* START SOURCE MATERIAL *

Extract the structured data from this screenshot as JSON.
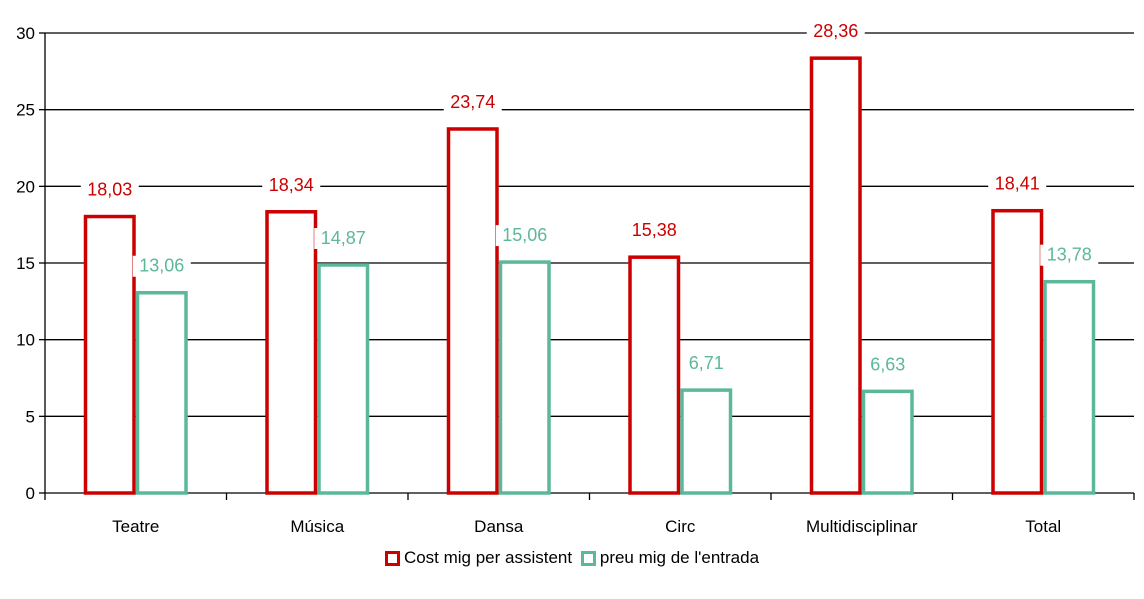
{
  "chart_data": {
    "type": "bar",
    "categories": [
      "Teatre",
      "Música",
      "Dansa",
      "Circ",
      "Multidisciplinar",
      "Total"
    ],
    "series": [
      {
        "name": "Cost mig per assistent",
        "values": [
          18.03,
          18.34,
          23.74,
          15.38,
          28.36,
          18.41
        ],
        "labels": [
          "18,03",
          "18,34",
          "23,74",
          "15,38",
          "28,36",
          "18,41"
        ],
        "color": "#cc0000"
      },
      {
        "name": "preu mig de l'entrada",
        "values": [
          13.06,
          14.87,
          15.06,
          6.71,
          6.63,
          13.78
        ],
        "labels": [
          "13,06",
          "14,87",
          "15,06",
          "6,71",
          "6,63",
          "13,78"
        ],
        "color": "#5cb89a"
      }
    ],
    "ylim": [
      0,
      30
    ],
    "yticks": [
      "0",
      "5",
      "10",
      "15",
      "20",
      "25",
      "30"
    ],
    "ytick_values": [
      0,
      5,
      10,
      15,
      20,
      25,
      30
    ],
    "grid": true,
    "legend_position": "bottom"
  }
}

* END SOURCE MATERIAL *

### TO BE DONE
Leave images out of the retyped records; keep all else exact.

### SOLUTION TO THIS PROBLEM
Extract the structured data from this screenshot as JSON.
{
  "chart_data": {
    "type": "bar",
    "categories": [
      "Teatre",
      "Música",
      "Dansa",
      "Circ",
      "Multidisciplinar",
      "Total"
    ],
    "series": [
      {
        "name": "Cost mig per assistent",
        "values": [
          18.03,
          18.34,
          23.74,
          15.38,
          28.36,
          18.41
        ],
        "labels": [
          "18,03",
          "18,34",
          "23,74",
          "15,38",
          "28,36",
          "18,41"
        ],
        "color": "#cc0000"
      },
      {
        "name": "preu mig de l'entrada",
        "values": [
          13.06,
          14.87,
          15.06,
          6.71,
          6.63,
          13.78
        ],
        "labels": [
          "13,06",
          "14,87",
          "15,06",
          "6,71",
          "6,63",
          "13,78"
        ],
        "color": "#5cb89a"
      }
    ],
    "ylim": [
      0,
      30
    ],
    "yticks": [
      "0",
      "5",
      "10",
      "15",
      "20",
      "25",
      "30"
    ],
    "ytick_values": [
      0,
      5,
      10,
      15,
      20,
      25,
      30
    ],
    "grid": true,
    "legend_position": "bottom"
  }
}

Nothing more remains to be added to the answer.